__THE EXERCISE__:
Only the number is wanted: how many lines contain the string "others"?

__RAW RECORDS__:

* * * * * * * * *

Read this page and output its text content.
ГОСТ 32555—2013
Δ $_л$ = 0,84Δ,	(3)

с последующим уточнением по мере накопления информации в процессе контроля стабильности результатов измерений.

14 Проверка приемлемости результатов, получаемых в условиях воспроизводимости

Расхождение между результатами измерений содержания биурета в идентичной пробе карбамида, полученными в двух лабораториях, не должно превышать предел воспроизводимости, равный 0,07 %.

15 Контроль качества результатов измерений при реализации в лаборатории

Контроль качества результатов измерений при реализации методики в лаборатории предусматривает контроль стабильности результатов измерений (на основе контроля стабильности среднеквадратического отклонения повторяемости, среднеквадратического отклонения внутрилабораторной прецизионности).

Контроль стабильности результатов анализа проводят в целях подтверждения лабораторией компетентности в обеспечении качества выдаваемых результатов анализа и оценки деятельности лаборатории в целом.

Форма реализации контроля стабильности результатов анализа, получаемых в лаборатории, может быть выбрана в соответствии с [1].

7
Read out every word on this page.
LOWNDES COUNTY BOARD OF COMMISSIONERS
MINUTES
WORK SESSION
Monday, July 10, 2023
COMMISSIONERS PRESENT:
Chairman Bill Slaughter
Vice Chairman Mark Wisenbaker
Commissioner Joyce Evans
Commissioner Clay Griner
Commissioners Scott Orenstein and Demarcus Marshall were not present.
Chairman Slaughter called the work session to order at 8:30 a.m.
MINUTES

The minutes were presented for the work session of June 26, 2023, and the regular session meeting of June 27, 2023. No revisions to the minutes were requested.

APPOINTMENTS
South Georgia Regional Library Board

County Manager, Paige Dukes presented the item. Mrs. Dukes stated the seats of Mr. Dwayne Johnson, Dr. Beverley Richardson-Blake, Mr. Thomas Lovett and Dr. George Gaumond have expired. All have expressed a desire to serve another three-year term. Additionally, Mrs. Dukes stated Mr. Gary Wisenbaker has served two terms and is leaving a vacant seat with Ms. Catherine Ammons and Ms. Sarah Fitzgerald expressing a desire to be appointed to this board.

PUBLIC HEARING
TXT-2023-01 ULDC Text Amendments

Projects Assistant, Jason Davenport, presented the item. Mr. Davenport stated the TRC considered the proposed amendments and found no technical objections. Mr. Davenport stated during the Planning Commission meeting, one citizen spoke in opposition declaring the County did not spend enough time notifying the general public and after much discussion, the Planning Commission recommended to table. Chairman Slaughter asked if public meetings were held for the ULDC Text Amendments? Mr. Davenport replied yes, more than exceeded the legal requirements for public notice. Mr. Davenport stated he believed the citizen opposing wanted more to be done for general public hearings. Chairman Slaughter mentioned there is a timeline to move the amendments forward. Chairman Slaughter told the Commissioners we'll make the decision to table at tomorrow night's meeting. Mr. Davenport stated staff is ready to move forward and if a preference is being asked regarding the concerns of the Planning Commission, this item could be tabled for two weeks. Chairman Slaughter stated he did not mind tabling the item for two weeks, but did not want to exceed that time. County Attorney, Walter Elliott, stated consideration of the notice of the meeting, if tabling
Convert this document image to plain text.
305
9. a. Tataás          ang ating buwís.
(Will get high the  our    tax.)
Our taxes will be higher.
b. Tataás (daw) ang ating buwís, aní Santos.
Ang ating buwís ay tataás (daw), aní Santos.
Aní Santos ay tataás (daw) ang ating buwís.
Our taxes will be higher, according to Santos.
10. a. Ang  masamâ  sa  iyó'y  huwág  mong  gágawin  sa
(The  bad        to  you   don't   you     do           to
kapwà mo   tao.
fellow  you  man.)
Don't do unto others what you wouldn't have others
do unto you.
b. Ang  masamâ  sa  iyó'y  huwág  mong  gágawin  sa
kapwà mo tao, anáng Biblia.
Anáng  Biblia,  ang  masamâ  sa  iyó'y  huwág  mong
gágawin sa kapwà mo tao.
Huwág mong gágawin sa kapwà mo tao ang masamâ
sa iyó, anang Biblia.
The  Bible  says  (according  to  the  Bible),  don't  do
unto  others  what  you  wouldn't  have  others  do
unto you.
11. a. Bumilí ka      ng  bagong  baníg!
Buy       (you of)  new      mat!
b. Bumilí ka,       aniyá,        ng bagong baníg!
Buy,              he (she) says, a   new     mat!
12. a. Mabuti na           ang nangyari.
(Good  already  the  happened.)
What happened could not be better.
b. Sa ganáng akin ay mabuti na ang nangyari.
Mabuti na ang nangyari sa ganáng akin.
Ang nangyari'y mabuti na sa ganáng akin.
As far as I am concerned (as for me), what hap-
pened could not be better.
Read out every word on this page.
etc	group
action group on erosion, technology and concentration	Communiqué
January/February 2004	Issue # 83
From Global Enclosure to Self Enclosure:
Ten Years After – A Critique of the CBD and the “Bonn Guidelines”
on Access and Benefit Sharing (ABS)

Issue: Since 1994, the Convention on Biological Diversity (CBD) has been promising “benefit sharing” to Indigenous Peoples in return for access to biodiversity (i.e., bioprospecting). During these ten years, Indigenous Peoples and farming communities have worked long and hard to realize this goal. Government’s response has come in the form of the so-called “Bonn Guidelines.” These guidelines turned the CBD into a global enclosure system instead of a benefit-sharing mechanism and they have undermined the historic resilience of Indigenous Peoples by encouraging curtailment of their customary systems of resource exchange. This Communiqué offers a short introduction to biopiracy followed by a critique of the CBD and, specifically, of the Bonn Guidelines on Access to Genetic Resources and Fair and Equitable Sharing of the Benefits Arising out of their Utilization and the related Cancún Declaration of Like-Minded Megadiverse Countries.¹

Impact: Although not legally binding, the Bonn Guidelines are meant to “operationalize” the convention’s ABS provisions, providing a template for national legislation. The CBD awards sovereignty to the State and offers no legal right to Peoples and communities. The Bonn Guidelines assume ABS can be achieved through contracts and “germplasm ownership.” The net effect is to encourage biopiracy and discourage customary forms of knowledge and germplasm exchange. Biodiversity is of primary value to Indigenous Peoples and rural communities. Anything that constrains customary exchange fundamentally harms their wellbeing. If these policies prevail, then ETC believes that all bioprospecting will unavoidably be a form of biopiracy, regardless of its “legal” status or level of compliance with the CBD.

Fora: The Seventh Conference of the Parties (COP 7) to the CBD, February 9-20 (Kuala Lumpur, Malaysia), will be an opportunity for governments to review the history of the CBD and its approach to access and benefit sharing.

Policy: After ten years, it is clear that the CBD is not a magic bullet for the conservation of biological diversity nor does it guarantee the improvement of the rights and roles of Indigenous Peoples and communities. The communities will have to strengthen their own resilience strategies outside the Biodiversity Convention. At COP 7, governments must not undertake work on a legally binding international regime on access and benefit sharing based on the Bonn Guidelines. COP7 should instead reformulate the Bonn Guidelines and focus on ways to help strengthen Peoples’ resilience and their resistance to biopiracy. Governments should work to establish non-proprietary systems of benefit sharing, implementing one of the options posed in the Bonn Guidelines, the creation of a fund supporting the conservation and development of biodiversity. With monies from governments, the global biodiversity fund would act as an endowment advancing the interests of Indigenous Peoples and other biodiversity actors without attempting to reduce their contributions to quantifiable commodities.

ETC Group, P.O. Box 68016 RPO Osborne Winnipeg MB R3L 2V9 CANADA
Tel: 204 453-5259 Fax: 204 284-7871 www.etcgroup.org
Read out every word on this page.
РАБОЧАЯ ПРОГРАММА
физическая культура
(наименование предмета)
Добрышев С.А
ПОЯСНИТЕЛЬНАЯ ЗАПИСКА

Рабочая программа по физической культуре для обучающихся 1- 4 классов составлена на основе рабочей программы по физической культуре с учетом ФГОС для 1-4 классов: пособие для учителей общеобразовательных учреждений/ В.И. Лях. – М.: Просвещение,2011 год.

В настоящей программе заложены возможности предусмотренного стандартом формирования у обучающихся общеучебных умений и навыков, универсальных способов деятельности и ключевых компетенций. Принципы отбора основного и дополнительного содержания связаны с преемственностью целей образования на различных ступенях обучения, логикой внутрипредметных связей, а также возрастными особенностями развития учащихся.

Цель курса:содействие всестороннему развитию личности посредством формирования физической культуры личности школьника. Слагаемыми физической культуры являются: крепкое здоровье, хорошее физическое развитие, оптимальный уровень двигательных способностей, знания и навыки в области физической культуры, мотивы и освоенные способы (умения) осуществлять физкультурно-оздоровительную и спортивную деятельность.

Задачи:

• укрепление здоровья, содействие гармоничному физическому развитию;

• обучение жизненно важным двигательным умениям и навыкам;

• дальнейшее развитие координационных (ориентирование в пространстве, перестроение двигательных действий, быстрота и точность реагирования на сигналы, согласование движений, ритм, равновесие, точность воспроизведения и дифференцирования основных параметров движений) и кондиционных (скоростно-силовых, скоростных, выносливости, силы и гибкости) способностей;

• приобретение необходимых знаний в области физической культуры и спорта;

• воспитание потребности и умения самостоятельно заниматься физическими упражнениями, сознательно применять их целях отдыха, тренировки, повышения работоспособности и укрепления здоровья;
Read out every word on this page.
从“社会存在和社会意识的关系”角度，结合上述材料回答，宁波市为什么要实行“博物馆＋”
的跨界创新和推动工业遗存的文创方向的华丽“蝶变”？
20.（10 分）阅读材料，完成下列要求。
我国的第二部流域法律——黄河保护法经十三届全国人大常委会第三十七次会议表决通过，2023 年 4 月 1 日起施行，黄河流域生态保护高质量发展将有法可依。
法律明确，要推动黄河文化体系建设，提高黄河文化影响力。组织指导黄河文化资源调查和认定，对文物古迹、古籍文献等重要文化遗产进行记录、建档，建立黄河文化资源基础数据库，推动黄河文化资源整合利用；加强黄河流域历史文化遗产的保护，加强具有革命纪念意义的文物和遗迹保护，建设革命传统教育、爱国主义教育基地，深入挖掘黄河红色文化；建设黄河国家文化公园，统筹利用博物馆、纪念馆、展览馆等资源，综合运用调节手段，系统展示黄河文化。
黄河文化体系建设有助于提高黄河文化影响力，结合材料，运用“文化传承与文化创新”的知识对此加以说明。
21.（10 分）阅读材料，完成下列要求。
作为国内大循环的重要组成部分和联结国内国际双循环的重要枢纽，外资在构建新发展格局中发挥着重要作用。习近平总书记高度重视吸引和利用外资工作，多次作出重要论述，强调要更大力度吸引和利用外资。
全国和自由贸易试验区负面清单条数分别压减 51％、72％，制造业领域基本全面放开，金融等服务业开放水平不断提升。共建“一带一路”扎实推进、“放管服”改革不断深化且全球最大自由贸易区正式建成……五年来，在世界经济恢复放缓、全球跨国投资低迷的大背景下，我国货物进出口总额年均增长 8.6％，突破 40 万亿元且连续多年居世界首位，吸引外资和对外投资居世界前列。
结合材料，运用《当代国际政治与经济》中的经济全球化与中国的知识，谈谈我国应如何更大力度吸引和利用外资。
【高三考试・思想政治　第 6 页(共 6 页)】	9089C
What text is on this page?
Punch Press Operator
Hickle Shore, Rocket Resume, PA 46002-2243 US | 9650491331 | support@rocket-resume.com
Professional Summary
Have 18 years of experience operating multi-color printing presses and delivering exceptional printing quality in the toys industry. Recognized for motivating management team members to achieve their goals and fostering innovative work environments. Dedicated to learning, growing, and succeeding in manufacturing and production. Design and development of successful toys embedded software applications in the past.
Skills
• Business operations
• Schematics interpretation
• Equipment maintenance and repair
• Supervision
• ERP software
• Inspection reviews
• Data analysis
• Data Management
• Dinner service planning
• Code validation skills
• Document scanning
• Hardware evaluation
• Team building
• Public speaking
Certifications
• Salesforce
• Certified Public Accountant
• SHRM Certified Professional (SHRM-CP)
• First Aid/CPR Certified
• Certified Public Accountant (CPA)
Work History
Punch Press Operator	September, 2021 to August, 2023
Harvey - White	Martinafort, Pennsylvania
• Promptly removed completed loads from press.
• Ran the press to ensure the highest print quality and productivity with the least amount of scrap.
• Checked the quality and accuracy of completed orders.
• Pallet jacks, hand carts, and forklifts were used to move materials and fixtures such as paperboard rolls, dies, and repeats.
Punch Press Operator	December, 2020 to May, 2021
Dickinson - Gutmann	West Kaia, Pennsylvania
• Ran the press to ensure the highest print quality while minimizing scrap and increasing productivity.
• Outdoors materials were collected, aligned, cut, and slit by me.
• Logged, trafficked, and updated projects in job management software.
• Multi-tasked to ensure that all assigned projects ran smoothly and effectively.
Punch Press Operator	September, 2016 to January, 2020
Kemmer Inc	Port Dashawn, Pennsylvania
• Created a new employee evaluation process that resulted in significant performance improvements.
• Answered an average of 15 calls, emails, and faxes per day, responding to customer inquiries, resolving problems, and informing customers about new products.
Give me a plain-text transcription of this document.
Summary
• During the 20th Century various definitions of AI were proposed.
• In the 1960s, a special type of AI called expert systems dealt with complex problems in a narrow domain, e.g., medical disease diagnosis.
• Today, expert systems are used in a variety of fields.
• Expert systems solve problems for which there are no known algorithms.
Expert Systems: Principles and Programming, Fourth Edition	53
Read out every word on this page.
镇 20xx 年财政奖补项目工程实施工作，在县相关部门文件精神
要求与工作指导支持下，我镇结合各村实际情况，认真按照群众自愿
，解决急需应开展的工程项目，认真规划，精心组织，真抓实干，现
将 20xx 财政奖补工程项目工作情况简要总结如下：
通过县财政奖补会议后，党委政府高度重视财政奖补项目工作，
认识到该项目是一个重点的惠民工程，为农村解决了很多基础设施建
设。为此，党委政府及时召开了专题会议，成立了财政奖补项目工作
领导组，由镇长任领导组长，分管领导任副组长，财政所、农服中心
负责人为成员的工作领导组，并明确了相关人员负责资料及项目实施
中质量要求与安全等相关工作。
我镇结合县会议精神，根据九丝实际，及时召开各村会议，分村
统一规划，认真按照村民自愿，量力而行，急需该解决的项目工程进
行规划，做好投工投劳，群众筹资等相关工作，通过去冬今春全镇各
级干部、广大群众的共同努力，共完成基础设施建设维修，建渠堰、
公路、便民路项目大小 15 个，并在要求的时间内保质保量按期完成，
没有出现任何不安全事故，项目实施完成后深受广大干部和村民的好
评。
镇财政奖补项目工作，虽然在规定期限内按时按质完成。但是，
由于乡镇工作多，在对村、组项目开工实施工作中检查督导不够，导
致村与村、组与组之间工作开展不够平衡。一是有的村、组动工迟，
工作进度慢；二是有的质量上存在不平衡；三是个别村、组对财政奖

* * * * * * * * *

__EXPECTED ANSWER__:
2